Requirements | Single out the lines of the material that contain "fraction" and copy them.

(Stored data)
-=-=-
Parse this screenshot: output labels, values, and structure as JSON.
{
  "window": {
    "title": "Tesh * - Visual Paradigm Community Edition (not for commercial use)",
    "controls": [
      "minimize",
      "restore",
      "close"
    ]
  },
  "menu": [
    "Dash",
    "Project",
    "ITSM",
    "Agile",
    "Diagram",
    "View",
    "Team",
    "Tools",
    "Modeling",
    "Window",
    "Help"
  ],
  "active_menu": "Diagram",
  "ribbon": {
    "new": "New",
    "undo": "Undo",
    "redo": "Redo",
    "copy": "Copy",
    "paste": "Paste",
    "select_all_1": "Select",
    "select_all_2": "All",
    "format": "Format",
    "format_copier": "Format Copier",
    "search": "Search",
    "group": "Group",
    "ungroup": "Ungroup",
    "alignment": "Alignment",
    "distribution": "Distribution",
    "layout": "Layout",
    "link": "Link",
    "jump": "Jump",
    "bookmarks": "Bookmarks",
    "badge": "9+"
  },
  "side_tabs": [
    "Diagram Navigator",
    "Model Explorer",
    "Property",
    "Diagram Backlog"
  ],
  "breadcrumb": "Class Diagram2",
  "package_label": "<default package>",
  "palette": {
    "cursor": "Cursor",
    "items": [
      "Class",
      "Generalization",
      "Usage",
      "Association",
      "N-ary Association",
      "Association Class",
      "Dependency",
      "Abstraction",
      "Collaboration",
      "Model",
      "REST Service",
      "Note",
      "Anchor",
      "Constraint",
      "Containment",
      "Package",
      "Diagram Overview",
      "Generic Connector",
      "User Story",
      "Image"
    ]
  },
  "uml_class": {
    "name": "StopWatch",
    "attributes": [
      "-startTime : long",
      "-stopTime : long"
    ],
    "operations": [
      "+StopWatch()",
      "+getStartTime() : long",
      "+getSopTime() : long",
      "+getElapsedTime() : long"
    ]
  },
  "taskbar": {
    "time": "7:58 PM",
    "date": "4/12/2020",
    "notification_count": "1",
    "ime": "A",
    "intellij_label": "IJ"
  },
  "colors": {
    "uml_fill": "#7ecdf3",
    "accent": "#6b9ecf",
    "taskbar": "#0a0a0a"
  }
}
-=-=-
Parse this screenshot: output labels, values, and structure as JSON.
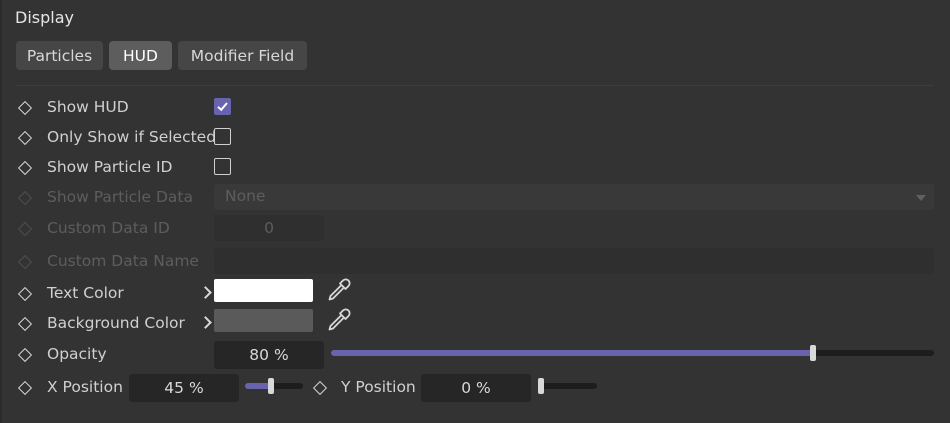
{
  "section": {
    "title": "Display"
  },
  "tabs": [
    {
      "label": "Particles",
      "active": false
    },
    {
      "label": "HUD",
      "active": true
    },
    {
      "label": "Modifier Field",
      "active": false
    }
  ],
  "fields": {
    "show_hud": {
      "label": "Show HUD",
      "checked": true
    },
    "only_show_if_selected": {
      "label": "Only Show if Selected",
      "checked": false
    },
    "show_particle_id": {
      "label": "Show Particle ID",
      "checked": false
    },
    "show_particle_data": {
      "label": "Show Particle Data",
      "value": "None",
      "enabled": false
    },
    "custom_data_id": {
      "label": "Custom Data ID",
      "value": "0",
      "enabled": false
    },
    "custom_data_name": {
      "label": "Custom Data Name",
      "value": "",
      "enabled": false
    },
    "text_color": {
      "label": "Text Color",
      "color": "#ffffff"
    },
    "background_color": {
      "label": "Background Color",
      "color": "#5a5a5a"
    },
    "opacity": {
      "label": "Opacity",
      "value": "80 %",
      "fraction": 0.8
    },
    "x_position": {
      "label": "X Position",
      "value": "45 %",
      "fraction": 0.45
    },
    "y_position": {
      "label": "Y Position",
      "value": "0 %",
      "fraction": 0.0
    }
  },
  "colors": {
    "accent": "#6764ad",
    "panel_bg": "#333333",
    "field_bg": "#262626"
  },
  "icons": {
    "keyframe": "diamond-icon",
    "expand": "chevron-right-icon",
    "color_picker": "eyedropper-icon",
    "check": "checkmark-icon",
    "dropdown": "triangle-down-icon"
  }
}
-=-=-
Task response |
      "fraction": 0.8
      "fraction": 0.45
      "fraction": 0.0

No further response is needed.